▶ [DESCRIPTION OF THE TASK]: Copy each record exactly as it reads, leaving out any pictures it holds.

-- START STORED DATA --

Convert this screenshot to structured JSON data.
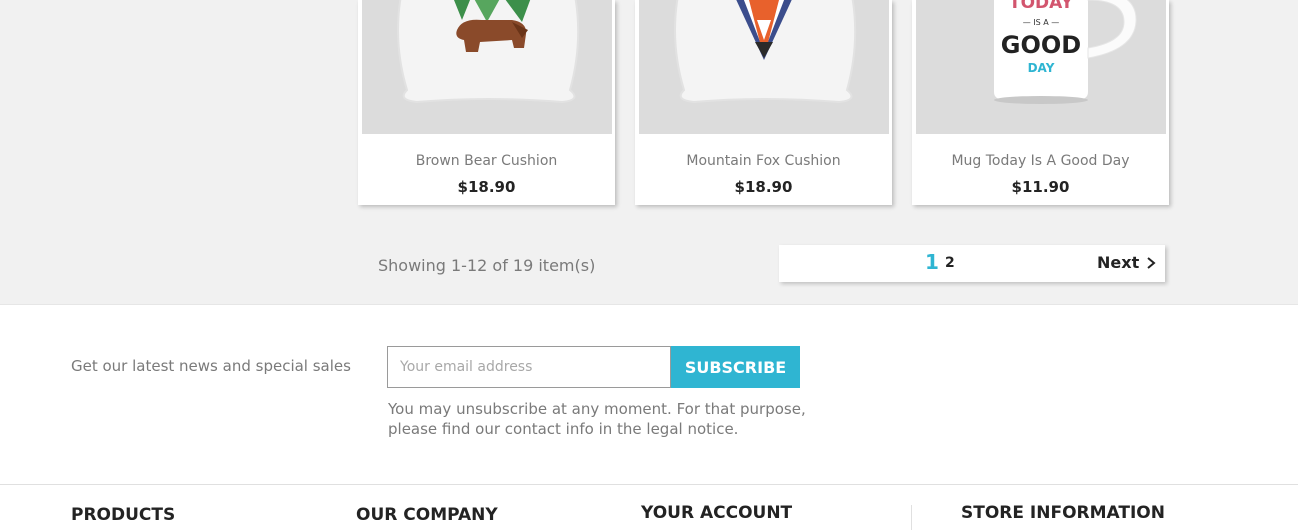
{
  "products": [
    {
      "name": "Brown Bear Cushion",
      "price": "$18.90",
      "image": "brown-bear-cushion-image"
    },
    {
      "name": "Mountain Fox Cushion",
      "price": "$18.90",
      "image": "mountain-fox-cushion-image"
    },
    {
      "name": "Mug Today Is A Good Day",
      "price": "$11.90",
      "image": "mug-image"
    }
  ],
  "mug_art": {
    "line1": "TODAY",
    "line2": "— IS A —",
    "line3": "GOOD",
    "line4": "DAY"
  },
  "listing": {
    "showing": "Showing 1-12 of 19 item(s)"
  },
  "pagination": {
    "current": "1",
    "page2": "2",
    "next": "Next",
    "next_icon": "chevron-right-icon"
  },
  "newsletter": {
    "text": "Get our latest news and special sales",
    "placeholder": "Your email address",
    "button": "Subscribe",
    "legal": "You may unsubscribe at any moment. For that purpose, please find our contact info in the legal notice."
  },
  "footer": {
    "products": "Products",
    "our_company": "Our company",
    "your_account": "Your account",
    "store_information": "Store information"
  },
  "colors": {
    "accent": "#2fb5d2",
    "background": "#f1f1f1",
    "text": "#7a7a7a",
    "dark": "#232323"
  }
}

-- END STORED DATA --

▶ [ANSWER TO THE PROBLEM]:
Convert this screenshot to structured JSON data.
{
  "products": [
    {
      "name": "Brown Bear Cushion",
      "price": "$18.90",
      "image": "brown-bear-cushion-image"
    },
    {
      "name": "Mountain Fox Cushion",
      "price": "$18.90",
      "image": "mountain-fox-cushion-image"
    },
    {
      "name": "Mug Today Is A Good Day",
      "price": "$11.90",
      "image": "mug-image"
    }
  ],
  "mug_art": {
    "line1": "TODAY",
    "line2": "— IS A —",
    "line3": "GOOD",
    "line4": "DAY"
  },
  "listing": {
    "showing": "Showing 1-12 of 19 item(s)"
  },
  "pagination": {
    "current": "1",
    "page2": "2",
    "next": "Next",
    "next_icon": "chevron-right-icon"
  },
  "newsletter": {
    "text": "Get our latest news and special sales",
    "placeholder": "Your email address",
    "button": "Subscribe",
    "legal": "You may unsubscribe at any moment. For that purpose, please find our contact info in the legal notice."
  },
  "footer": {
    "products": "Products",
    "our_company": "Our company",
    "your_account": "Your account",
    "store_information": "Store information"
  },
  "colors": {
    "accent": "#2fb5d2",
    "background": "#f1f1f1",
    "text": "#7a7a7a",
    "dark": "#232323"
  }
}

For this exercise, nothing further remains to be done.